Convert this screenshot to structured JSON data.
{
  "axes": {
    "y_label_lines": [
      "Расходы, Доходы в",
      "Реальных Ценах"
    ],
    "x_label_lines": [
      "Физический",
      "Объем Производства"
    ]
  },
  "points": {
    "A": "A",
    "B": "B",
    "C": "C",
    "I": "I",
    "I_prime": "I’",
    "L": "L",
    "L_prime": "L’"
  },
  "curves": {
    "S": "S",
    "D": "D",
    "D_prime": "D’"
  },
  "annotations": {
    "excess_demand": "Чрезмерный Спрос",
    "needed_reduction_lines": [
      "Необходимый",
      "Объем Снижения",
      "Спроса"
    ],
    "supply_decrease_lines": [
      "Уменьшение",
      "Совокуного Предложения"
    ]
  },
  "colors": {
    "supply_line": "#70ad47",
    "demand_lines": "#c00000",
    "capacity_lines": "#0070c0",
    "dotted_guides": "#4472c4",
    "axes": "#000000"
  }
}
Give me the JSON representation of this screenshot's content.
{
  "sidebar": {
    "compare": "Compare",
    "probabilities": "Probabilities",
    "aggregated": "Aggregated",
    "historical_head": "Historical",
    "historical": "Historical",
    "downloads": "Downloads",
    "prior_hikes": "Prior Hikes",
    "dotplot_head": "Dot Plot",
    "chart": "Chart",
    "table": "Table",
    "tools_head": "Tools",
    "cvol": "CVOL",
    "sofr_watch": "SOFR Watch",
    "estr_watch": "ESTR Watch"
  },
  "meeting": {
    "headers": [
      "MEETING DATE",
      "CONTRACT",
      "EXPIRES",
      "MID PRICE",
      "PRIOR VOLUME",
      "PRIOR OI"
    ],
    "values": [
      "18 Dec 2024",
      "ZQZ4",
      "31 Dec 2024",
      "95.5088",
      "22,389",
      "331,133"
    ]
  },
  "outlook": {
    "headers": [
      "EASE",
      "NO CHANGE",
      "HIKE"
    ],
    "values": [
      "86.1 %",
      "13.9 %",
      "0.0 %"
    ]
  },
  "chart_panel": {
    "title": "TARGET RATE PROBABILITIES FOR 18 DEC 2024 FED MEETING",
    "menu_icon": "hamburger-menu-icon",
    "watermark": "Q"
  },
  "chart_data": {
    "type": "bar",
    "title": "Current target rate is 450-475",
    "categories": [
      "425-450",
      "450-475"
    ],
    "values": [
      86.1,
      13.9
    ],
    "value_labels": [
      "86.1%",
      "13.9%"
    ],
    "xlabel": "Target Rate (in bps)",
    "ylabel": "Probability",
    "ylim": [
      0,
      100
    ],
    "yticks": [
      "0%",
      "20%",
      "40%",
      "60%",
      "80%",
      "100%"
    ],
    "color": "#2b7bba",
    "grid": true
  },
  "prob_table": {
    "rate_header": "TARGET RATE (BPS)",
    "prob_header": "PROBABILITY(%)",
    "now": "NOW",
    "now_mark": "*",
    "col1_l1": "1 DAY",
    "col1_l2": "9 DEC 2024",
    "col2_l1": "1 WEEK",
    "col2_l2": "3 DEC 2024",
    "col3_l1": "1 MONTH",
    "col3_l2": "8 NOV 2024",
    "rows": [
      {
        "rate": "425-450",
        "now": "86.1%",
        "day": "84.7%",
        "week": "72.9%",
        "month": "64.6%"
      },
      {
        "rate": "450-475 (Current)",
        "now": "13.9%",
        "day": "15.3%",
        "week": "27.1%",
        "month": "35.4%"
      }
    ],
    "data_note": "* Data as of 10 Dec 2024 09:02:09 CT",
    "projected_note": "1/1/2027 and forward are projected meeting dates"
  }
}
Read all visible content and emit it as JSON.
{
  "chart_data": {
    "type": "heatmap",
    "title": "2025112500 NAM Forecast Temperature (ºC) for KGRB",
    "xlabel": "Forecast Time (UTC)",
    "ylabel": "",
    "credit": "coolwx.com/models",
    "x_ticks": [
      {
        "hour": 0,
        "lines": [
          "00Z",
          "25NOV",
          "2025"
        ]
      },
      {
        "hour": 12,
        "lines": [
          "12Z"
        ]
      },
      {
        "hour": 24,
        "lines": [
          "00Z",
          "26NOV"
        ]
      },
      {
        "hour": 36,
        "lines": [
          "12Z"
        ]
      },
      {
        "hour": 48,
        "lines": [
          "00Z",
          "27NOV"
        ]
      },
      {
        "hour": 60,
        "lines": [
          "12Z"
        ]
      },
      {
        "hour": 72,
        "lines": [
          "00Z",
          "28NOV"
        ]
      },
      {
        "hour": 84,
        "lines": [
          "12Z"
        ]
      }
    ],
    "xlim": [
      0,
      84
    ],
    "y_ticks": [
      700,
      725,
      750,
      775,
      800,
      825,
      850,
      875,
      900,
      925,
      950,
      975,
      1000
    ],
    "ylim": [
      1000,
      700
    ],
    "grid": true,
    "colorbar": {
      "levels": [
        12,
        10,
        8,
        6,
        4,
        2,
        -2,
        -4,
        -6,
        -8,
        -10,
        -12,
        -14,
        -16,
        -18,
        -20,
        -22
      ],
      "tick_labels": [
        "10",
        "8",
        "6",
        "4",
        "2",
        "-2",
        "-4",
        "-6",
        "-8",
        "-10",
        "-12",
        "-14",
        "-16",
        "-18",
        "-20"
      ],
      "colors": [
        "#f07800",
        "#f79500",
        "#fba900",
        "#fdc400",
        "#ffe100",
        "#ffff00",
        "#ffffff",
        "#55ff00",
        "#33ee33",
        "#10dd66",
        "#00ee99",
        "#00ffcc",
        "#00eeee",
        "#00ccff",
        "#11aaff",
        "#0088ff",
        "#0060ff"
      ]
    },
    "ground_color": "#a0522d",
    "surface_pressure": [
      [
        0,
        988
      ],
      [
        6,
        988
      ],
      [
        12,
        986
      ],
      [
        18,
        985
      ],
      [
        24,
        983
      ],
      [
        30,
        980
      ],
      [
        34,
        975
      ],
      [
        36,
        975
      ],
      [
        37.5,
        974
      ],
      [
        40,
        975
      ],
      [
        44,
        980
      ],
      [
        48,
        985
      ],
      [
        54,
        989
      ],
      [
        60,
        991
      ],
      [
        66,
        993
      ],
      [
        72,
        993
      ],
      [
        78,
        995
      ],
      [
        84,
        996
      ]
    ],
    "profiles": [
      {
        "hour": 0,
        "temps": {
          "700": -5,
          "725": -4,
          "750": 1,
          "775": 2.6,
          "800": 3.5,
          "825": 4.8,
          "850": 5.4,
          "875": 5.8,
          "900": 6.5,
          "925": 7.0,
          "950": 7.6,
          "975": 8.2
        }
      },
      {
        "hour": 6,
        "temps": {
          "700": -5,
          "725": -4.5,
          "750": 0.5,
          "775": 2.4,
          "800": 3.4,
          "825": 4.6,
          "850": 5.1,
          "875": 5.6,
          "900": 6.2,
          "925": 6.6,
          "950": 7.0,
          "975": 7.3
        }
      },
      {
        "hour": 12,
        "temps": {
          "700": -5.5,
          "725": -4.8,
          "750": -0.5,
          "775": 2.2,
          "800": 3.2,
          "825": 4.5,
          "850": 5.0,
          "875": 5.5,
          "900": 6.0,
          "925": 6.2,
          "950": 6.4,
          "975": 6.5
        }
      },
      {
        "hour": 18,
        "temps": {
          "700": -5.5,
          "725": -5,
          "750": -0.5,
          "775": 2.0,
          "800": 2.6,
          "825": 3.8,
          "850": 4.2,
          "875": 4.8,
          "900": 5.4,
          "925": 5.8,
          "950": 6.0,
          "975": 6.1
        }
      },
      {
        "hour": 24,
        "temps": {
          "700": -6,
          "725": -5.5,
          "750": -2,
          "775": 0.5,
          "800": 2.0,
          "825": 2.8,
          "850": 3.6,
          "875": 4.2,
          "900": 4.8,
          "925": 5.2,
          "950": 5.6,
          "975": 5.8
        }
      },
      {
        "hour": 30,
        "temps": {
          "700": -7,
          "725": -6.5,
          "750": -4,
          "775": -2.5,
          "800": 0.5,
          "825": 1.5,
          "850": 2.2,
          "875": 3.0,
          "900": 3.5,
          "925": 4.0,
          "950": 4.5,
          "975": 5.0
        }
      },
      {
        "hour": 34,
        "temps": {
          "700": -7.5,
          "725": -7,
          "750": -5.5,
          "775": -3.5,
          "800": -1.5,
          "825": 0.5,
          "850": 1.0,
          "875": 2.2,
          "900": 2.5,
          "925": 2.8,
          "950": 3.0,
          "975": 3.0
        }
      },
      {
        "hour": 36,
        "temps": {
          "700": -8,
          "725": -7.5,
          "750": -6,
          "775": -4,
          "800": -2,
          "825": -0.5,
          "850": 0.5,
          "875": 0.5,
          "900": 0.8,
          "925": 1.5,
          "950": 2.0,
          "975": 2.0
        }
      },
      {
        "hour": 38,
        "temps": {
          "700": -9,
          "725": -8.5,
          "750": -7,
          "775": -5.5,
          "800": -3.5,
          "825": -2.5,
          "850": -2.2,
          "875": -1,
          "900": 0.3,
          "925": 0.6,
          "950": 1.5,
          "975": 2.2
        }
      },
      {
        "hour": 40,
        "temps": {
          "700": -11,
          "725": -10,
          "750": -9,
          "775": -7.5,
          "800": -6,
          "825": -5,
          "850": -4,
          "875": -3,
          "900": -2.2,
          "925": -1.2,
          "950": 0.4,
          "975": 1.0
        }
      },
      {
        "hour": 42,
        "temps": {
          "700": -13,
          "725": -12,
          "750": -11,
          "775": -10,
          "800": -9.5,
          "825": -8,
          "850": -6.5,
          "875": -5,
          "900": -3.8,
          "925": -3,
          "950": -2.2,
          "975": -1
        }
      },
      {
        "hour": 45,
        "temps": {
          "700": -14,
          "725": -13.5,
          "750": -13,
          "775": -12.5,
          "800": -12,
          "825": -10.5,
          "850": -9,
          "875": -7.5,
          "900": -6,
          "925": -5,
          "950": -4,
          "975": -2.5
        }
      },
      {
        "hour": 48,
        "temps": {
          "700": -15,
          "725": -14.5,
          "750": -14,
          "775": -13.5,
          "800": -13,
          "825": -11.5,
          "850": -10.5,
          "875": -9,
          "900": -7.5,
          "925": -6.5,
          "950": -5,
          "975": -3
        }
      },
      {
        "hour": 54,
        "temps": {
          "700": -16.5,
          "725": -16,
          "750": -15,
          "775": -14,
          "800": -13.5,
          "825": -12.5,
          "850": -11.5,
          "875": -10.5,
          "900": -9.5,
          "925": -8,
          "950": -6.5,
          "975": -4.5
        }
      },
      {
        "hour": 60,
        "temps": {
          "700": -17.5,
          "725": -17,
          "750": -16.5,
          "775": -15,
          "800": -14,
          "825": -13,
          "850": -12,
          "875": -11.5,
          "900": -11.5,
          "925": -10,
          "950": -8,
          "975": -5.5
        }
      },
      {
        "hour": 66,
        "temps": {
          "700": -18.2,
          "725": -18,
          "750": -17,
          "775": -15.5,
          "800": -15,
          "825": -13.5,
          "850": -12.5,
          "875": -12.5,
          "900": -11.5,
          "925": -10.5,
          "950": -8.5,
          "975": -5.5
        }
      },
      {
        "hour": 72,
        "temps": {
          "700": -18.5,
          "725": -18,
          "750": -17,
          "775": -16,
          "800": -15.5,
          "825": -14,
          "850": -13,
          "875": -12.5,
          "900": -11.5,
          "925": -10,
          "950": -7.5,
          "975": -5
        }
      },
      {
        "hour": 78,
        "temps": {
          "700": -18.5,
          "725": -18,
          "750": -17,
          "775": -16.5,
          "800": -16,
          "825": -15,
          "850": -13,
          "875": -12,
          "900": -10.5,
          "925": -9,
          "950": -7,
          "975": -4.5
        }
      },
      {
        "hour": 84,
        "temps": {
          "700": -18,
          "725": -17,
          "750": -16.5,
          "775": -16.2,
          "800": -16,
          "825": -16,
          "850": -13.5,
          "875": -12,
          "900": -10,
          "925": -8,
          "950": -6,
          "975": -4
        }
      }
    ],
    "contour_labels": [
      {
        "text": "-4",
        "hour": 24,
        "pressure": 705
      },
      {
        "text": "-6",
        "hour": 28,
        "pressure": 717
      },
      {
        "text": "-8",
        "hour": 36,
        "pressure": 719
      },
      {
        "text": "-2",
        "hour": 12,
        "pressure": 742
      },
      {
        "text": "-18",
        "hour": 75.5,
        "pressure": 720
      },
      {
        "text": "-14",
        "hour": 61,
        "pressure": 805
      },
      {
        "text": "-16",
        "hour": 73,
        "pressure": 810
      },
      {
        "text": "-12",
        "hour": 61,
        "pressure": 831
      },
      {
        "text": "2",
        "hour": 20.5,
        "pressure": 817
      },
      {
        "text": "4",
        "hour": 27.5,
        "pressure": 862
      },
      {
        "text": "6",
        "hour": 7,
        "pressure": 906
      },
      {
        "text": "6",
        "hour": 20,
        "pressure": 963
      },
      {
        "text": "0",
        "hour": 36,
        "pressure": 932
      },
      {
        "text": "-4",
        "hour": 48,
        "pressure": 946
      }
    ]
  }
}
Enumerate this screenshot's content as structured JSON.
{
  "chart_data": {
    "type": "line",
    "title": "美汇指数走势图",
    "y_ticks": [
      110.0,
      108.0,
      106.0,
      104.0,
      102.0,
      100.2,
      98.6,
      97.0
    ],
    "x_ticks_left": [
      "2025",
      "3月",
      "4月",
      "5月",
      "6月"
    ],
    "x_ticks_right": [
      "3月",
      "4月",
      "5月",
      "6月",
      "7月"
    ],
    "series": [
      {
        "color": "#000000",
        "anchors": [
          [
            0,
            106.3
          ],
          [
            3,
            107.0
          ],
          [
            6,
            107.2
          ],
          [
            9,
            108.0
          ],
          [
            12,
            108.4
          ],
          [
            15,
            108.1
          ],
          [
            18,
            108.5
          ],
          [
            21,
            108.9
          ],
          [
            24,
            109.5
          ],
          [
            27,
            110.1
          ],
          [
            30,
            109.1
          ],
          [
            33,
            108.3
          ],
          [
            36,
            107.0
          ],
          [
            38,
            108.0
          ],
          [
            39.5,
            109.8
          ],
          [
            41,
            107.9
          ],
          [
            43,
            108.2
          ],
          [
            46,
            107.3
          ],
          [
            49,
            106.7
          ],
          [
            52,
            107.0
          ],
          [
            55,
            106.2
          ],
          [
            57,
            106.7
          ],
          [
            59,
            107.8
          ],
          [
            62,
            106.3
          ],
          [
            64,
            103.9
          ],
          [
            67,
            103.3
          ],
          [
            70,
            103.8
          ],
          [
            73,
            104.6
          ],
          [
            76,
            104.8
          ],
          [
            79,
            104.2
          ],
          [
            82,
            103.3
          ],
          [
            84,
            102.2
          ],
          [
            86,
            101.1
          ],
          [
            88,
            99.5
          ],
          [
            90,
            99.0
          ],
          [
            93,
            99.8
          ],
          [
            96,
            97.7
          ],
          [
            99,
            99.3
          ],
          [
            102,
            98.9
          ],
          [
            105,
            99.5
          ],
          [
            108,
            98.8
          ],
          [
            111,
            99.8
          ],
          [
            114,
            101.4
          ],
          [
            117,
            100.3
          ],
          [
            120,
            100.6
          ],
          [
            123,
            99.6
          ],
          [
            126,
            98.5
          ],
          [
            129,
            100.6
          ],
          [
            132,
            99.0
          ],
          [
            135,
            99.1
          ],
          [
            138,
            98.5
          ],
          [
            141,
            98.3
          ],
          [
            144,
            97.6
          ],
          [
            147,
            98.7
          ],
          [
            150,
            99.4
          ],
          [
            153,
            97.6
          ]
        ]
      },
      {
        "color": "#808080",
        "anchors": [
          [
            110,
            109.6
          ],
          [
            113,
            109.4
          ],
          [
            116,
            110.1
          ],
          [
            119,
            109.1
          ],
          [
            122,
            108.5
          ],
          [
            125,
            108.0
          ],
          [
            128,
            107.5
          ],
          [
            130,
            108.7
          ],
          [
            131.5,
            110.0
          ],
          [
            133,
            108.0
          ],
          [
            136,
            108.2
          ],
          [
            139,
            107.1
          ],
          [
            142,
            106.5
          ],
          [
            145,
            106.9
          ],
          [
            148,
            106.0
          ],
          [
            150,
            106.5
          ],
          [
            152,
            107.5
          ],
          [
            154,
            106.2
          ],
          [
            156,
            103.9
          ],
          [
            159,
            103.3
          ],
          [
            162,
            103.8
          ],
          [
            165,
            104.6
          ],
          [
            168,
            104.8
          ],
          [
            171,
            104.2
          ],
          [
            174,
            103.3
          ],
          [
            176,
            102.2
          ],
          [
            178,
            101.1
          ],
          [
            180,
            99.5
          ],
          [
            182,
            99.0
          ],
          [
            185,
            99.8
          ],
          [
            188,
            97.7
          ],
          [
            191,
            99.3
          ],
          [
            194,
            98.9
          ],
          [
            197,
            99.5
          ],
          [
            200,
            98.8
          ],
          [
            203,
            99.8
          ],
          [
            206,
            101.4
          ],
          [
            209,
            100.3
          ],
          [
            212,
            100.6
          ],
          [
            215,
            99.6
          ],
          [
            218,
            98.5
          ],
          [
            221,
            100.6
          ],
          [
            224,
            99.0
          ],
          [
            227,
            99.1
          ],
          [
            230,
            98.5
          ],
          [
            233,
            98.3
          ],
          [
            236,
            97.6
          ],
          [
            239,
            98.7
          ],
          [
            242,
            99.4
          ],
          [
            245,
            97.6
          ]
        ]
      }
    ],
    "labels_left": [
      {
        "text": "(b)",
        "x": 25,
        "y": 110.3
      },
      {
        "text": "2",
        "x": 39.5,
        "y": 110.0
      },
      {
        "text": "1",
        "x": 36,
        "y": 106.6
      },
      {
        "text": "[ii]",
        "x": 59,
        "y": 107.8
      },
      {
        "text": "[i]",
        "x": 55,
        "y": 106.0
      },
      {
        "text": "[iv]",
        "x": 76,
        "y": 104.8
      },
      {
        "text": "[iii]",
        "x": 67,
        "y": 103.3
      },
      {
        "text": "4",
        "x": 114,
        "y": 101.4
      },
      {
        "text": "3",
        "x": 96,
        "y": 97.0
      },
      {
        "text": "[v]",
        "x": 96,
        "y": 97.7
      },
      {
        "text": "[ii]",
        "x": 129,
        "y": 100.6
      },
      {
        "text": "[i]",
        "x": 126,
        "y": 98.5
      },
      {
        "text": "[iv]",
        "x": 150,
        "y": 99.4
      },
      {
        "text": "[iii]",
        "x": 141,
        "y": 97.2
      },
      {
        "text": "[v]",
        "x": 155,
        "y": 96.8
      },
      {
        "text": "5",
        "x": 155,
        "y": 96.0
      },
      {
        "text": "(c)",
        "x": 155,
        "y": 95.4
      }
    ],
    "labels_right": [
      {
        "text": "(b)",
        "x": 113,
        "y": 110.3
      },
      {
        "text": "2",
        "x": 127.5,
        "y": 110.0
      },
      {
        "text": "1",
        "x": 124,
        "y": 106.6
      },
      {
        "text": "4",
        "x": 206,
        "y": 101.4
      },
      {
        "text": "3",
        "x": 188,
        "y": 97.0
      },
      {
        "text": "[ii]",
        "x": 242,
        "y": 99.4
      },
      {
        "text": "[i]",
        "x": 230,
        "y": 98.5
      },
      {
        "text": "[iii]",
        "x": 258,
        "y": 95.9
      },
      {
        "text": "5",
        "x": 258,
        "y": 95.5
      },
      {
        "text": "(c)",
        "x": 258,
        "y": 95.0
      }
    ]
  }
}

##############################

- **EXERCISE GOAL**
Report only a number: how many lines in the material above contain the string "this".

- **WRITTEN ANSWER**
3